═══ RECORDED INFORMATION ═══

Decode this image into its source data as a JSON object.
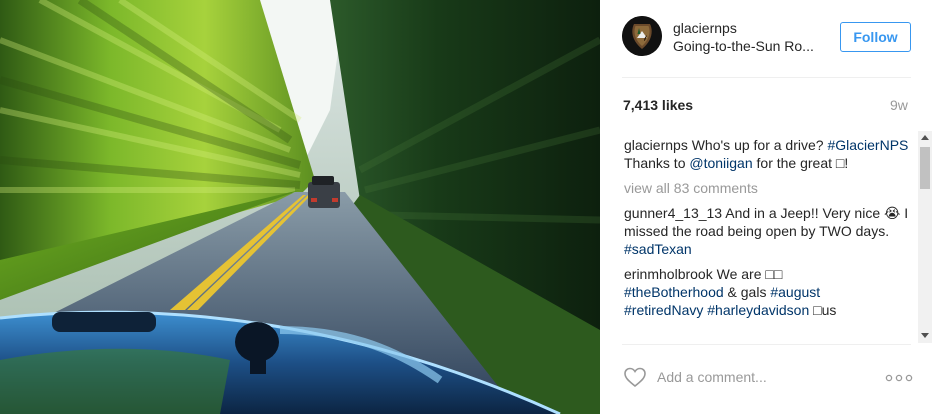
{
  "post": {
    "username": "glaciernps",
    "location": "Going-to-the-Sun Ro...",
    "follow_label": "Follow",
    "likes": "7,413 likes",
    "time_ago": "9w"
  },
  "comments": {
    "caption": {
      "user": "glaciernps",
      "text": " Who's up for a drive? ",
      "tag": "#GlacierNPS",
      "line2_prefix": "Thanks to ",
      "mention": "@toniigan",
      "line2_suffix": " for the great □!"
    },
    "view_all": "view all 83 comments",
    "items": [
      {
        "user": "gunner4_13_13",
        "text": " And in a Jeep!! Very nice 😭 I missed the road being open by TWO days. ",
        "tag": "#sadTexan"
      },
      {
        "user": "erinmholbrook",
        "text": " We are □□ ",
        "tags_line": "#theBotherhood",
        "mid": " & gals ",
        "tag2": "#august",
        "tag3": "#retiredNavy",
        "tag4": "#harleydavidson",
        "end": " □us"
      }
    ]
  },
  "add_comment": {
    "placeholder": "Add a comment..."
  },
  "icons": {
    "heart": "heart-icon",
    "more": "more-options-icon",
    "avatar": "nps-arrowhead-logo"
  },
  "colors": {
    "link_blue": "#003569",
    "follow_blue": "#3897f0",
    "muted": "#999999"
  }
}
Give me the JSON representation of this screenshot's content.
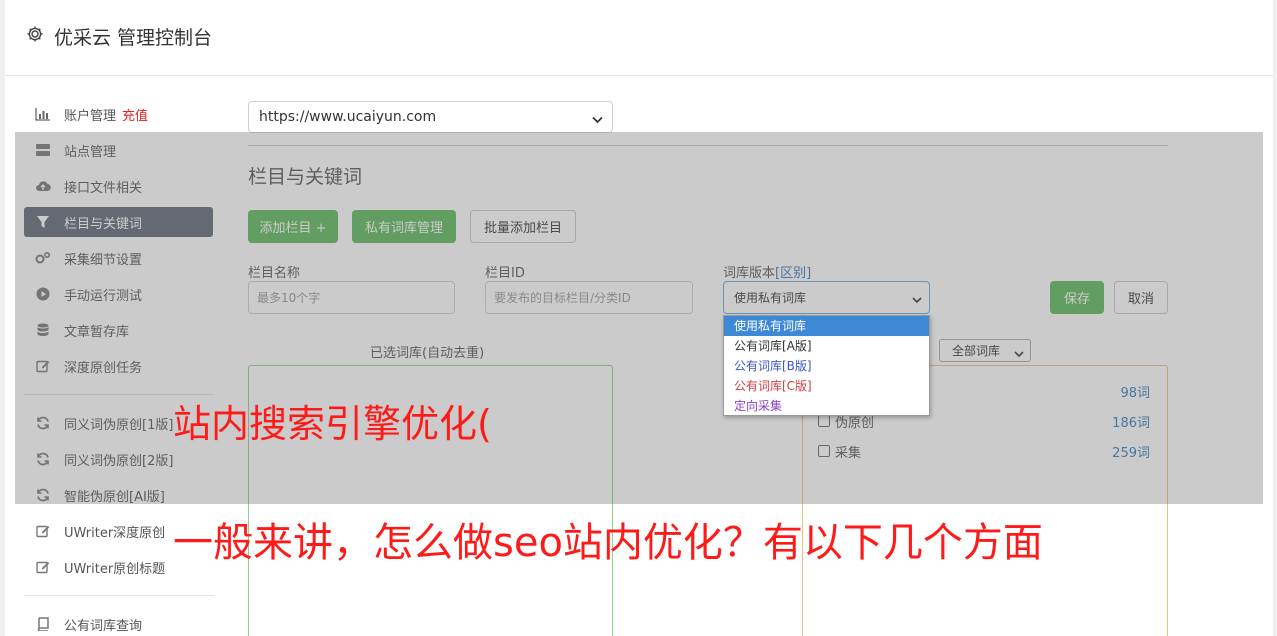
{
  "app": {
    "title": "优采云 管理控制台"
  },
  "sidebar": {
    "items": [
      {
        "label": "账户管理",
        "badge": "充值",
        "icon": "bar-chart-icon"
      },
      {
        "label": "站点管理",
        "icon": "server-icon"
      },
      {
        "label": "接口文件相关",
        "icon": "cloud-upload-icon"
      },
      {
        "label": "栏目与关键词",
        "icon": "filter-icon",
        "active": true
      },
      {
        "label": "采集细节设置",
        "icon": "gears-icon"
      },
      {
        "label": "手动运行测试",
        "icon": "play-circle-icon"
      },
      {
        "label": "文章暂存库",
        "icon": "database-icon"
      },
      {
        "label": "深度原创任务",
        "icon": "edit-icon"
      },
      {
        "label": "同义词伪原创[1版]",
        "icon": "refresh-icon"
      },
      {
        "label": "同义词伪原创[2版]",
        "icon": "refresh-icon"
      },
      {
        "label": "智能伪原创[AI版]",
        "icon": "refresh-icon"
      },
      {
        "label": "UWriter深度原创",
        "icon": "edit-icon"
      },
      {
        "label": "UWriter原创标题",
        "icon": "edit-icon"
      },
      {
        "label": "公有词库查询",
        "icon": "book-icon"
      }
    ]
  },
  "main": {
    "site_select": {
      "value": "https://www.ucaiyun.com"
    },
    "section_title": "栏目与关键词",
    "buttons": {
      "add_column": "添加栏目 +",
      "private_lib": "私有词库管理",
      "batch_add": "批量添加栏目",
      "save": "保存",
      "cancel": "取消"
    },
    "form": {
      "column_name_label": "栏目名称",
      "column_name_placeholder": "最多10个字",
      "column_id_label": "栏目ID",
      "column_id_placeholder": "要发布的目标栏目/分类ID",
      "lib_version_label": "词库版本",
      "lib_version_link": "[区别]",
      "lib_version_value": "使用私有词库",
      "lib_version_options": [
        {
          "label": "使用私有词库",
          "color": "#ffffff"
        },
        {
          "label": "公有词库[A版]",
          "color": "#333333"
        },
        {
          "label": "公有词库[B版]",
          "color": "#3b55c8"
        },
        {
          "label": "公有词库[C版]",
          "color": "#d04040"
        },
        {
          "label": "定向采集",
          "color": "#8a3fc8"
        }
      ]
    },
    "selected_lib_title": "已选词库(自动去重)",
    "all_lib_select": "全部词库",
    "lib_list": [
      {
        "label": "",
        "count": "98词"
      },
      {
        "label": "伪原创",
        "count": "186词"
      },
      {
        "label": "采集",
        "count": "259词"
      }
    ]
  },
  "overlay_text": {
    "line1": "站内搜索引擎优化(",
    "line2": "一般来讲，怎么做seo站内优化？有以下几个方面"
  }
}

═══

- **WORK REQUIRED**:
Above is a listing; report how many of its lines include the word "使用私有词库", giving the number only.

- **REPLY TO THE TASK**:
2